» **Given exercise**
Make an exact copy of the records, with the images left out.

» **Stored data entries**
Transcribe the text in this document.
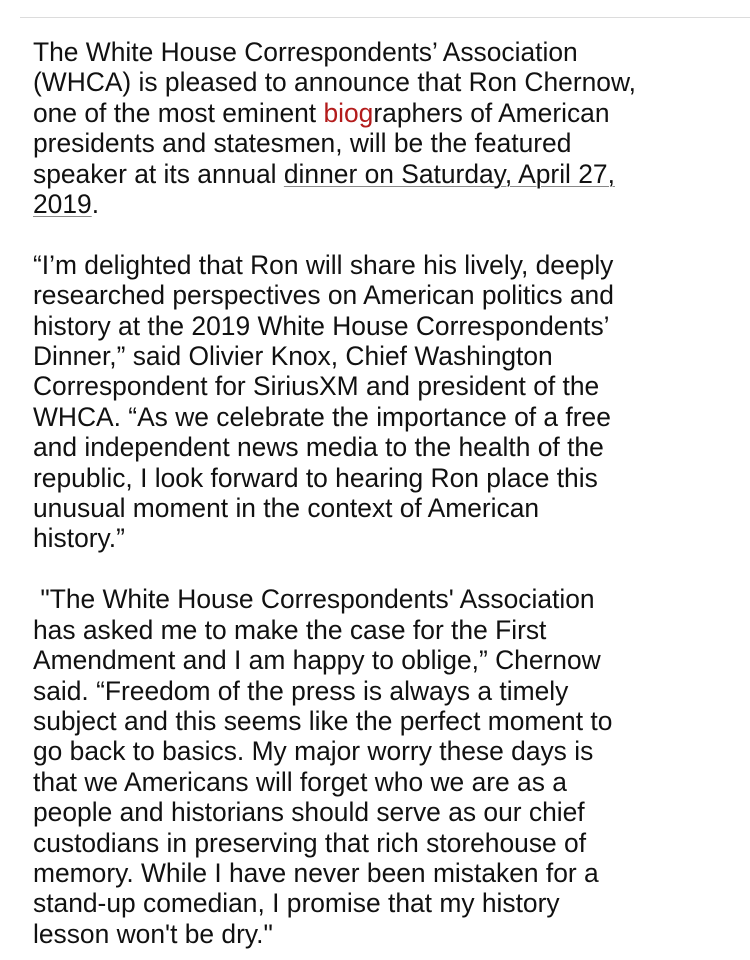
The White House Correspondents’ Association
(WHCA) is pleased to announce that Ron Chernow,
one of the most eminent biographers of American
presidents and statesmen, will be the featured
speaker at its annual dinner on Saturday, April 27,
2019.
“I’m delighted that Ron will share his lively, deeply
researched perspectives on American politics and
history at the 2019 White House Correspondents’
Dinner,” said Olivier Knox, Chief Washington
Correspondent for SiriusXM and president of the
WHCA. “As we celebrate the importance of a free
and independent news media to the health of the
republic, I look forward to hearing Ron place this
unusual moment in the context of American
history.”
"The White House Correspondents' Association
has asked me to make the case for the First
Amendment and I am happy to oblige,” Chernow
said. “Freedom of the press is always a timely
subject and this seems like the perfect moment to
go back to basics. My major worry these days is
that we Americans will forget who we are as a
people and historians should serve as our chief
custodians in preserving that rich storehouse of
memory. While I have never been mistaken for a
stand-up comedian, I promise that my history
lesson won't be dry."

» **Answer for this exercise**
Transcribe the text in this document.
The White House Correspondents’ Association
(WHCA) is pleased to announce that Ron Chernow,
one of the most eminent biographers of American
presidents and statesmen, will be the featured
speaker at its annual dinner on Saturday, April 27,
2019.
“I’m delighted that Ron will share his lively, deeply
researched perspectives on American politics and
history at the 2019 White House Correspondents’
Dinner,” said Olivier Knox, Chief Washington
Correspondent for SiriusXM and president of the
WHCA. “As we celebrate the importance of a free
and independent news media to the health of the
republic, I look forward to hearing Ron place this
unusual moment in the context of American
history.”
"The White House Correspondents' Association
has asked me to make the case for the First
Amendment and I am happy to oblige,” Chernow
said. “Freedom of the press is always a timely
subject and this seems like the perfect moment to
go back to basics. My major worry these days is
that we Americans will forget who we are as a
people and historians should serve as our chief
custodians in preserving that rich storehouse of
memory. While I have never been mistaken for a
stand-up comedian, I promise that my history
lesson won't be dry."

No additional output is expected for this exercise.